Reproduce every line of the records below without changing anything, but omit the pictures.
* BEGIN DATA FOR PROCESSING *
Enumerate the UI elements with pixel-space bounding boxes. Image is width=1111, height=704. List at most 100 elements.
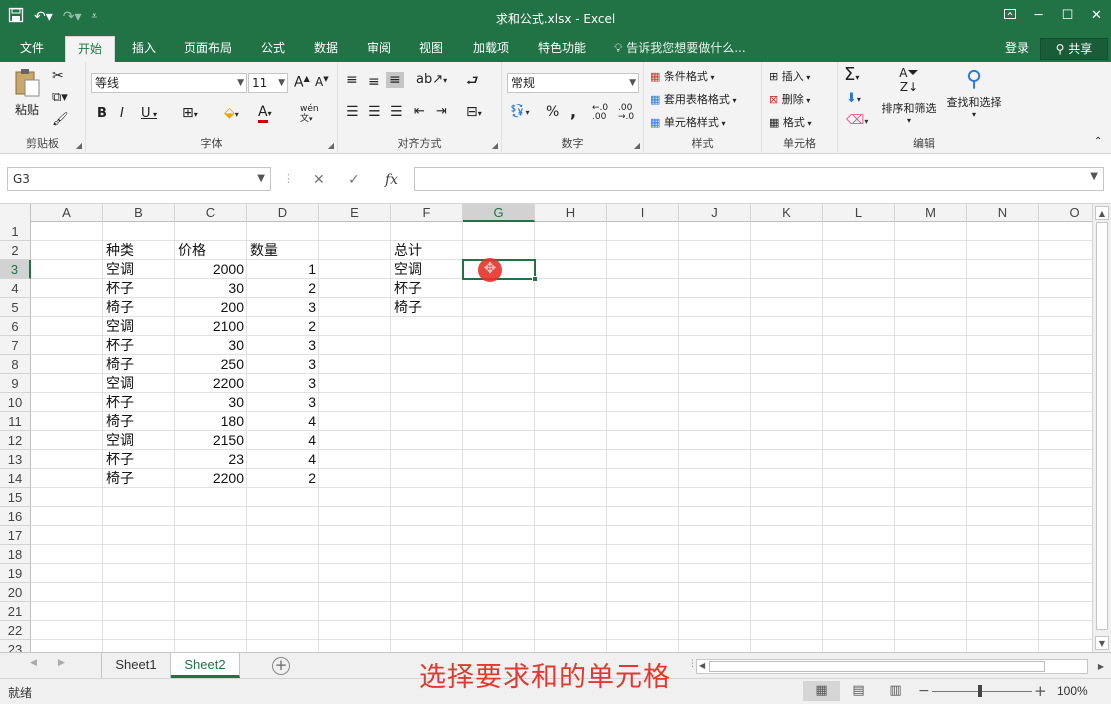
cell-f2[interactable]: 总计 [391,241,463,260]
tab-review[interactable]: 审阅 [355,36,403,62]
row-header-3[interactable]: 3 [0,260,31,279]
page-break-view-icon[interactable]: ▥ [877,681,914,701]
column-header-o[interactable]: O [1039,204,1092,222]
tab-home[interactable]: 开始 [65,36,116,62]
fill-icon[interactable]: ⬇▾ [846,91,861,106]
comma-button[interactable]: , [570,102,576,121]
row-header-17[interactable]: 17 [0,526,31,545]
cell-qty[interactable]: 3 [247,374,319,393]
cell-b2[interactable]: 种类 [103,241,175,260]
align-left-icon[interactable]: ☰ [346,104,359,120]
cell-qty[interactable]: 4 [247,412,319,431]
column-header-c[interactable]: C [175,204,247,222]
tab-data[interactable]: 数据 [302,36,350,62]
column-header-h[interactable]: H [535,204,607,222]
column-header-j[interactable]: J [679,204,751,222]
scroll-right-icon[interactable]: ▶ [1098,662,1104,671]
row-header-7[interactable]: 7 [0,336,31,355]
row-header-18[interactable]: 18 [0,545,31,564]
dialog-launcher-icon[interactable]: ◢ [76,141,82,150]
percent-button[interactable]: % [546,104,559,120]
cell-price[interactable]: 2150 [175,431,247,450]
collapse-ribbon-icon[interactable]: ⌃ [1094,136,1102,147]
increase-decimal-icon[interactable]: ←.0.00 [592,104,608,122]
normal-view-icon[interactable]: ▦ [803,681,840,701]
cell-type[interactable]: 椅子 [103,298,175,317]
formula-input[interactable]: ▼ [414,167,1104,191]
clear-icon[interactable]: ⌫▾ [846,113,868,128]
column-header-g[interactable]: G [463,204,535,222]
insert-cells-button[interactable]: ⊞ 插入 ▾ [769,68,810,84]
column-header-e[interactable]: E [319,204,391,222]
row-header-12[interactable]: 12 [0,431,31,450]
format-as-table-button[interactable]: ▦ 套用表格格式 ▾ [650,91,736,107]
vertical-scroll-thumb[interactable] [1096,222,1108,630]
name-box[interactable]: G3 ▼ [7,167,271,191]
underline-button[interactable]: U ▾ [141,106,157,121]
row-header-23[interactable]: 23 [0,640,31,652]
copy-icon[interactable]: ⧉▾ [52,90,68,105]
orientation-icon[interactable]: ab↗▾ [416,72,447,87]
worksheet-grid[interactable]: A B C D E F G H I J K L M N O 1234567891… [0,204,1092,652]
select-all-button[interactable] [0,204,31,222]
column-header-m[interactable]: M [895,204,967,222]
font-name-select[interactable]: 等线 ▼ [91,73,247,93]
maximize-button[interactable]: ☐ [1053,0,1082,32]
phonetic-icon[interactable]: wén 文▾ [300,104,319,124]
cell-price[interactable]: 30 [175,336,247,355]
share-button[interactable]: ⚲ 共享 [1040,38,1108,60]
insert-function-icon[interactable]: fx [385,172,398,188]
tab-file[interactable]: 文件 [8,36,56,62]
row-header-20[interactable]: 20 [0,583,31,602]
column-header-a[interactable]: A [31,204,103,222]
cell-type[interactable]: 椅子 [103,412,175,431]
sheet-tab-sheet2[interactable]: Sheet2 [171,653,240,678]
autosum-icon[interactable]: Σ▾ [844,64,859,85]
dialog-launcher-icon[interactable]: ◢ [492,141,498,150]
middle-align-icon[interactable]: ≡ [368,74,380,90]
tab-formulas[interactable]: 公式 [249,36,297,62]
cell-type[interactable]: 空调 [103,260,175,279]
ribbon-display-options-icon[interactable] [995,0,1024,32]
row-header-19[interactable]: 19 [0,564,31,583]
cell-type[interactable]: 空调 [103,317,175,336]
format-painter-icon[interactable]: 🖌︎ [52,112,69,127]
decrease-indent-icon[interactable]: ⇤ [414,104,425,119]
cell-type[interactable]: 杯子 [103,393,175,412]
cell-type[interactable]: 椅子 [103,469,175,488]
increase-indent-icon[interactable]: ⇥ [436,104,447,119]
add-sheet-icon[interactable]: + [272,657,290,675]
cut-icon[interactable]: ✂ [52,68,64,84]
grow-font-button[interactable]: A▲ [294,74,310,91]
horizontal-scroll-thumb[interactable] [709,661,1045,672]
bold-button[interactable]: B [97,106,107,121]
scroll-down-icon[interactable]: ▼ [1095,636,1109,650]
scroll-up-icon[interactable]: ▲ [1095,206,1109,220]
row-header-4[interactable]: 4 [0,279,31,298]
cell-price[interactable]: 30 [175,393,247,412]
cell-styles-button[interactable]: ▦ 单元格样式 ▾ [650,114,725,130]
cell-type[interactable]: 杯子 [103,450,175,469]
row-header-1[interactable]: 1 [0,222,31,241]
column-header-n[interactable]: N [967,204,1039,222]
cancel-icon[interactable]: ✕ [313,172,325,188]
row-header-22[interactable]: 22 [0,621,31,640]
tell-me-box[interactable]: 💡︎ 告诉我您想要做什么... [614,36,746,62]
scroll-left-icon[interactable]: ◀ [699,661,705,670]
wrap-text-icon[interactable]: ⮐ [466,70,479,94]
align-center-icon[interactable]: ☰ [368,104,381,120]
cell-qty[interactable]: 3 [247,393,319,412]
tab-special[interactable]: 特色功能 [526,36,598,62]
row-header-21[interactable]: 21 [0,602,31,621]
cell-type[interactable]: 杯子 [103,279,175,298]
bottom-align-icon[interactable]: ≡ [386,72,404,88]
cell-price[interactable]: 2100 [175,317,247,336]
enter-icon[interactable]: ✓ [348,172,360,188]
number-format-select[interactable]: 常规 ▼ [507,73,639,93]
cell-price[interactable]: 180 [175,412,247,431]
tab-page-layout[interactable]: 页面布局 [172,36,244,62]
cell-qty[interactable]: 4 [247,431,319,450]
expand-formula-bar-icon[interactable]: ▼ [1090,171,1098,182]
sheet-tab-sheet1[interactable]: Sheet1 [101,653,171,678]
row-header-13[interactable]: 13 [0,450,31,469]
* END DATA FOR PROCESSING *
> OUTPUT FOR THIS TASK
Enumerate the UI elements with pixel-space bounding boxes. Image is width=1111, height=704. List at most 100 elements.
cell-f2[interactable]: 总计 [391,241,463,260]
tab-review[interactable]: 审阅 [355,36,403,62]
row-header-3[interactable]: 3 [0,260,31,279]
page-break-view-icon[interactable]: ▥ [877,681,914,701]
column-header-o[interactable]: O [1039,204,1092,222]
tab-home[interactable]: 开始 [65,36,116,62]
fill-icon[interactable]: ⬇▾ [846,91,861,106]
comma-button[interactable]: , [570,102,576,121]
row-header-17[interactable]: 17 [0,526,31,545]
cell-qty[interactable]: 3 [247,374,319,393]
cell-b2[interactable]: 种类 [103,241,175,260]
align-left-icon[interactable]: ☰ [346,104,359,120]
cell-qty[interactable]: 4 [247,412,319,431]
column-header-c[interactable]: C [175,204,247,222]
tab-data[interactable]: 数据 [302,36,350,62]
column-header-h[interactable]: H [535,204,607,222]
column-header-j[interactable]: J [679,204,751,222]
scroll-right-icon[interactable]: ▶ [1098,662,1104,671]
row-header-7[interactable]: 7 [0,336,31,355]
row-header-18[interactable]: 18 [0,545,31,564]
dialog-launcher-icon[interactable]: ◢ [76,141,82,150]
percent-button[interactable]: % [546,104,559,120]
cell-price[interactable]: 2150 [175,431,247,450]
collapse-ribbon-icon[interactable]: ⌃ [1094,136,1102,147]
increase-decimal-icon[interactable]: ←.0.00 [592,104,608,122]
normal-view-icon[interactable]: ▦ [803,681,840,701]
cell-type[interactable]: 椅子 [103,298,175,317]
formula-input[interactable]: ▼ [414,167,1104,191]
clear-icon[interactable]: ⌫▾ [846,113,868,128]
column-header-g[interactable]: G [463,204,535,222]
insert-cells-button[interactable]: ⊞ 插入 ▾ [769,68,810,84]
column-header-e[interactable]: E [319,204,391,222]
row-header-12[interactable]: 12 [0,431,31,450]
format-as-table-button[interactable]: ▦ 套用表格格式 ▾ [650,91,736,107]
vertical-scroll-thumb[interactable] [1096,222,1108,630]
name-box[interactable]: G3 ▼ [7,167,271,191]
underline-button[interactable]: U ▾ [141,106,157,121]
row-header-23[interactable]: 23 [0,640,31,652]
copy-icon[interactable]: ⧉▾ [52,90,68,105]
orientation-icon[interactable]: ab↗▾ [416,72,447,87]
worksheet-grid[interactable]: A B C D E F G H I J K L M N O 1234567891… [0,204,1092,652]
select-all-button[interactable] [0,204,31,222]
column-header-m[interactable]: M [895,204,967,222]
font-name-select[interactable]: 等线 ▼ [91,73,247,93]
maximize-button[interactable]: ☐ [1053,0,1082,32]
phonetic-icon[interactable]: wén 文▾ [300,104,319,124]
cell-price[interactable]: 30 [175,336,247,355]
share-button[interactable]: ⚲ 共享 [1040,38,1108,60]
insert-function-icon[interactable]: fx [385,172,398,188]
tab-file[interactable]: 文件 [8,36,56,62]
row-header-20[interactable]: 20 [0,583,31,602]
column-header-a[interactable]: A [31,204,103,222]
cell-type[interactable]: 椅子 [103,412,175,431]
sheet-tab-sheet2[interactable]: Sheet2 [171,653,240,678]
autosum-icon[interactable]: Σ▾ [844,64,859,85]
dialog-launcher-icon[interactable]: ◢ [492,141,498,150]
middle-align-icon[interactable]: ≡ [368,74,380,90]
tab-formulas[interactable]: 公式 [249,36,297,62]
cell-type[interactable]: 空调 [103,260,175,279]
ribbon-display-options-icon[interactable] [995,0,1024,32]
row-header-19[interactable]: 19 [0,564,31,583]
cell-type[interactable]: 空调 [103,317,175,336]
format-painter-icon[interactable]: 🖌︎ [52,112,69,127]
decrease-indent-icon[interactable]: ⇤ [414,104,425,119]
cell-type[interactable]: 杯子 [103,393,175,412]
cell-type[interactable]: 椅子 [103,469,175,488]
increase-indent-icon[interactable]: ⇥ [436,104,447,119]
add-sheet-icon[interactable]: + [272,657,290,675]
cut-icon[interactable]: ✂ [52,68,64,84]
grow-font-button[interactable]: A▲ [294,74,310,91]
horizontal-scroll-thumb[interactable] [709,661,1045,672]
bold-button[interactable]: B [97,106,107,121]
scroll-down-icon[interactable]: ▼ [1095,636,1109,650]
scroll-up-icon[interactable]: ▲ [1095,206,1109,220]
row-header-4[interactable]: 4 [0,279,31,298]
cell-price[interactable]: 30 [175,393,247,412]
cell-styles-button[interactable]: ▦ 单元格样式 ▾ [650,114,725,130]
cell-type[interactable]: 杯子 [103,450,175,469]
row-header-1[interactable]: 1 [0,222,31,241]
column-header-n[interactable]: N [967,204,1039,222]
cancel-icon[interactable]: ✕ [313,172,325,188]
row-header-22[interactable]: 22 [0,621,31,640]
tell-me-box[interactable]: 💡︎ 告诉我您想要做什么... [614,36,746,62]
scroll-left-icon[interactable]: ◀ [699,661,705,670]
wrap-text-icon[interactable]: ⮐ [466,70,479,94]
align-center-icon[interactable]: ☰ [368,104,381,120]
cell-qty[interactable]: 3 [247,393,319,412]
tab-special[interactable]: 特色功能 [526,36,598,62]
row-header-21[interactable]: 21 [0,602,31,621]
cell-type[interactable]: 杯子 [103,279,175,298]
bottom-align-icon[interactable]: ≡ [386,72,404,88]
cell-price[interactable]: 2100 [175,317,247,336]
enter-icon[interactable]: ✓ [348,172,360,188]
number-format-select[interactable]: 常规 ▼ [507,73,639,93]
cell-price[interactable]: 180 [175,412,247,431]
tab-page-layout[interactable]: 页面布局 [172,36,244,62]
cell-qty[interactable]: 4 [247,431,319,450]
expand-formula-bar-icon[interactable]: ▼ [1090,171,1098,182]
sheet-tab-sheet1[interactable]: Sheet1 [101,653,171,678]
row-header-13[interactable]: 13 [0,450,31,469]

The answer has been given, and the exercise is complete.